## The request
Find how many lines in the material hold the word "circular", then state that number and nothing more.
:: Supplied material
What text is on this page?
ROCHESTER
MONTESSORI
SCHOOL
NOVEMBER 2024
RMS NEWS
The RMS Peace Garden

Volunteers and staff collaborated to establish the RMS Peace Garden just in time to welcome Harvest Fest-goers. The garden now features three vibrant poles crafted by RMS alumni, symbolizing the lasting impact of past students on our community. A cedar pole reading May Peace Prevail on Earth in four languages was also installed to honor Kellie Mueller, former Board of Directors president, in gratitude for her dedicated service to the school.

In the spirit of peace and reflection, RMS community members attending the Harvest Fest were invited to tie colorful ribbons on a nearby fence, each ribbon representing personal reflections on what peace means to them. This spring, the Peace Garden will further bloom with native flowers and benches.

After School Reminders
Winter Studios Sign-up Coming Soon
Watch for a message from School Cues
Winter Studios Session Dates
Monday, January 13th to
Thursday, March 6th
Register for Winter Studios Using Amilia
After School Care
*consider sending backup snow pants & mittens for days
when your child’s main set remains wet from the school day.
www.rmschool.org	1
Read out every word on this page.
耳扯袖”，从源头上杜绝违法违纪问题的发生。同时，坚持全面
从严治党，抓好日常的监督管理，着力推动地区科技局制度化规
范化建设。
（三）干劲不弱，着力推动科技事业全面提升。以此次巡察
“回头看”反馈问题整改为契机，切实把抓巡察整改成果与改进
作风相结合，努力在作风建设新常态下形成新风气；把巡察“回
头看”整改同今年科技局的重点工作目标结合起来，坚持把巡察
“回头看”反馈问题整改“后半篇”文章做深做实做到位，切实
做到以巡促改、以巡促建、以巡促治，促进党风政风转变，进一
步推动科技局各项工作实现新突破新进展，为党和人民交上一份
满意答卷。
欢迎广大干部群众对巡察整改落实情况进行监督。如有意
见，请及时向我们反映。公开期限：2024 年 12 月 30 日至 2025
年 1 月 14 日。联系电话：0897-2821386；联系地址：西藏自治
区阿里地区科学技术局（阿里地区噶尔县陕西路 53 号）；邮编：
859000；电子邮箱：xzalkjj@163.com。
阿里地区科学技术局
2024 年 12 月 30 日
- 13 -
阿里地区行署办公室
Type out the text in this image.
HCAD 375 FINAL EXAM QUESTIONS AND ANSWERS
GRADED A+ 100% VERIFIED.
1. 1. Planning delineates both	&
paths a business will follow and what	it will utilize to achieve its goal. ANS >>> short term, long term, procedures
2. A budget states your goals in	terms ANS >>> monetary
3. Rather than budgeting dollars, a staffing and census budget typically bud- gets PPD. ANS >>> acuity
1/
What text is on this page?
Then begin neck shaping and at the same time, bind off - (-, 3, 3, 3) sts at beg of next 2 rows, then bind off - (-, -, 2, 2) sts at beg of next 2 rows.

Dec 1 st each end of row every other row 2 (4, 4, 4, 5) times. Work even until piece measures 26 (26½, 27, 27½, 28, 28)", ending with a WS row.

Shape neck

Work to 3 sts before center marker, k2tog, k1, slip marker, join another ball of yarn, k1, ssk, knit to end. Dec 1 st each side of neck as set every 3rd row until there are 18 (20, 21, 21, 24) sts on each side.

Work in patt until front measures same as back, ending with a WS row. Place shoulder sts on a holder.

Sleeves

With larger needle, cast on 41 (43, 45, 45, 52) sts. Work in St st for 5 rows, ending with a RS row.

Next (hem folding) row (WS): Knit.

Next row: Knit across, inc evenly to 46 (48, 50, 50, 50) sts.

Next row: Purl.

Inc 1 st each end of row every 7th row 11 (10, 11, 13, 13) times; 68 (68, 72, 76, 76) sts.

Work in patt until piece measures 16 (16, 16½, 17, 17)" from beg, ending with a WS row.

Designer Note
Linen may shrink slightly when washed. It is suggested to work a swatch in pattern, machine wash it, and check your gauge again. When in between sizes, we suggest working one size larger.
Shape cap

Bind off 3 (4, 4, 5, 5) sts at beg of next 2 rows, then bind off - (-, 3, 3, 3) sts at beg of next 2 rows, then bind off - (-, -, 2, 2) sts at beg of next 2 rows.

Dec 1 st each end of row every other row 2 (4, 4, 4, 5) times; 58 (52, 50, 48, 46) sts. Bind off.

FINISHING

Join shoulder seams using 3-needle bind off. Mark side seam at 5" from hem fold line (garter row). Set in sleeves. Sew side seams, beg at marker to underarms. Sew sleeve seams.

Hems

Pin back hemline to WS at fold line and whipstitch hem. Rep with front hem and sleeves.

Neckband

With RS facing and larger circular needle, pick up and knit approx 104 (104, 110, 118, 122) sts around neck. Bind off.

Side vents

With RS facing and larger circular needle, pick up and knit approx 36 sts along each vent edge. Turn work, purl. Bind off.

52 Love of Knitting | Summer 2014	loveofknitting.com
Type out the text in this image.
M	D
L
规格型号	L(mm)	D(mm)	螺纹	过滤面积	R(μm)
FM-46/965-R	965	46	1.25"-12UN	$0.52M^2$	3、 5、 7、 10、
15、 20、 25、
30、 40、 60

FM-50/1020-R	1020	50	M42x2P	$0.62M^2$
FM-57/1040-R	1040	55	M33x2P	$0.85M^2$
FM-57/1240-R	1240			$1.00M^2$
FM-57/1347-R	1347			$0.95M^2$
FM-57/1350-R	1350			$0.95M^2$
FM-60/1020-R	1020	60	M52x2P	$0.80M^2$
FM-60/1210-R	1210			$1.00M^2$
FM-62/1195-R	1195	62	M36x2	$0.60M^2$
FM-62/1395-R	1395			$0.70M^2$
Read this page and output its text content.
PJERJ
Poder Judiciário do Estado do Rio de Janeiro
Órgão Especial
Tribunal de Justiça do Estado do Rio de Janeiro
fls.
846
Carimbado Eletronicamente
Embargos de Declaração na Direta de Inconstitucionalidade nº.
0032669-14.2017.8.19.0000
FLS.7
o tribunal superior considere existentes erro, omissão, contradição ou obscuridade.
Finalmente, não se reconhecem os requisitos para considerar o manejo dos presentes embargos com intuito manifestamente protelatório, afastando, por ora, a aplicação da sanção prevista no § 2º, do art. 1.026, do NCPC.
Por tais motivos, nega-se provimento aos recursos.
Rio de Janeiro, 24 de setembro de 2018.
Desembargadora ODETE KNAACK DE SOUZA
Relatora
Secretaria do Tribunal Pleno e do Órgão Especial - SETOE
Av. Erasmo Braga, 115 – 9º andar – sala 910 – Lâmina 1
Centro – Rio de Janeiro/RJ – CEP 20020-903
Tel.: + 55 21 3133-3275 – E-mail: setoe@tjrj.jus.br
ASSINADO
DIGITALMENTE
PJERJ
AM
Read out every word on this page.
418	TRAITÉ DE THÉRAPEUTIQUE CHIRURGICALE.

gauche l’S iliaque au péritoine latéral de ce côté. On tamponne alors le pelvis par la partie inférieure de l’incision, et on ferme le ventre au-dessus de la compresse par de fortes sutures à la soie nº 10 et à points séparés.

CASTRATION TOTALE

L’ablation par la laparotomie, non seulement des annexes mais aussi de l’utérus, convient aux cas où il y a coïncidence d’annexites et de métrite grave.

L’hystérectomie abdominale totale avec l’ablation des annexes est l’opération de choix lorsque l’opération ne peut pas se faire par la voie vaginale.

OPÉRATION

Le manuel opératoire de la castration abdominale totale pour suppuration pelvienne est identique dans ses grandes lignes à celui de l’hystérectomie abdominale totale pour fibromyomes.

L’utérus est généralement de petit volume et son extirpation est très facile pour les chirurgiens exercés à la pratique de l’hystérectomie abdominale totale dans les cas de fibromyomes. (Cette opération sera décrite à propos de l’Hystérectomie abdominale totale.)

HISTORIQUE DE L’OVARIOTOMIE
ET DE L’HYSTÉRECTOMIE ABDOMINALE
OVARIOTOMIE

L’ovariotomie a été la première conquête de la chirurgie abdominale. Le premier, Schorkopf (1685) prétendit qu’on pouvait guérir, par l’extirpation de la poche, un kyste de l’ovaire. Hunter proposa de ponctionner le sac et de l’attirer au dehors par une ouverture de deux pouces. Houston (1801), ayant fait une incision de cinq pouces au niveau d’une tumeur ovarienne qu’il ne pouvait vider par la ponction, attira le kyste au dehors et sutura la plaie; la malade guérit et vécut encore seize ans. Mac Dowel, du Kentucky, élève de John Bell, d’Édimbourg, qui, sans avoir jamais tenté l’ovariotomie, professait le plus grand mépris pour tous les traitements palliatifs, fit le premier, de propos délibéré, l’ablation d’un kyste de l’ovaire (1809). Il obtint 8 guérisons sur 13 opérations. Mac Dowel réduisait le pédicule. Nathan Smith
::::
## Solution for this problem
2